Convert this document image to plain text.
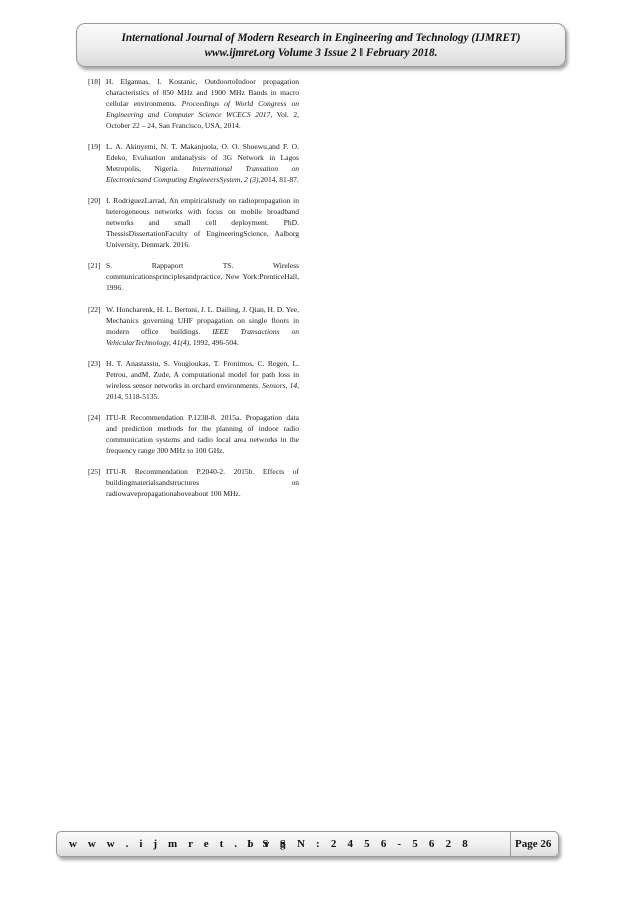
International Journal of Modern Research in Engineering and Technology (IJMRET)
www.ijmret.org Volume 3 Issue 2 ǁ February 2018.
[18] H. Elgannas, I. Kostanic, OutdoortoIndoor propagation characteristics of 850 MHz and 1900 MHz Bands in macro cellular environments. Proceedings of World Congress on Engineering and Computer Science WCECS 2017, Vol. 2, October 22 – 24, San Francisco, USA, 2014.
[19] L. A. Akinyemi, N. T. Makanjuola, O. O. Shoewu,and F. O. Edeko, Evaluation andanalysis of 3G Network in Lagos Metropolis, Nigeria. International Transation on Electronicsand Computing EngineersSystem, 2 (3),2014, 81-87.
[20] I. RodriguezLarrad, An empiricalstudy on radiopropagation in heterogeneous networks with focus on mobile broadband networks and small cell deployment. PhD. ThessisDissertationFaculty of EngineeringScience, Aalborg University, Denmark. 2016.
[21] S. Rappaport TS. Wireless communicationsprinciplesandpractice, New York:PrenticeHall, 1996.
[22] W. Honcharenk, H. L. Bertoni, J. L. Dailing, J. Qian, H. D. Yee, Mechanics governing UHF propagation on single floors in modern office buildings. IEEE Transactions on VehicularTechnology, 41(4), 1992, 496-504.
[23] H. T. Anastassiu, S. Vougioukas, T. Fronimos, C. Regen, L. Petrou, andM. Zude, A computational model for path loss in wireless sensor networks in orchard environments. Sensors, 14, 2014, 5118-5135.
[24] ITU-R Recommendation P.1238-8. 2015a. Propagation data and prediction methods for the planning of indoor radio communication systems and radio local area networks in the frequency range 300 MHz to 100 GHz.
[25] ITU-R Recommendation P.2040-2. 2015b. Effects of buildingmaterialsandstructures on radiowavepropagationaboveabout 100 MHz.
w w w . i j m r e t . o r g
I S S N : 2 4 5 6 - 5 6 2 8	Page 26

+++++

__Problem requirements__. Look over the listing. Pull out every line with the string "International" in it.

__Worked answer__.
International Journal of Modern Research in Engineering and Technology (IJMRET)
[19] L. A. Akinyemi, N. T. Makanjuola, O. O. Shoewu,and F. O. Edeko, Evaluation andanalysis of 3G Network in Lagos Metropolis, Nigeria. International Transation on Electronicsand Computing EngineersSystem, 2 (3),2014, 81-87.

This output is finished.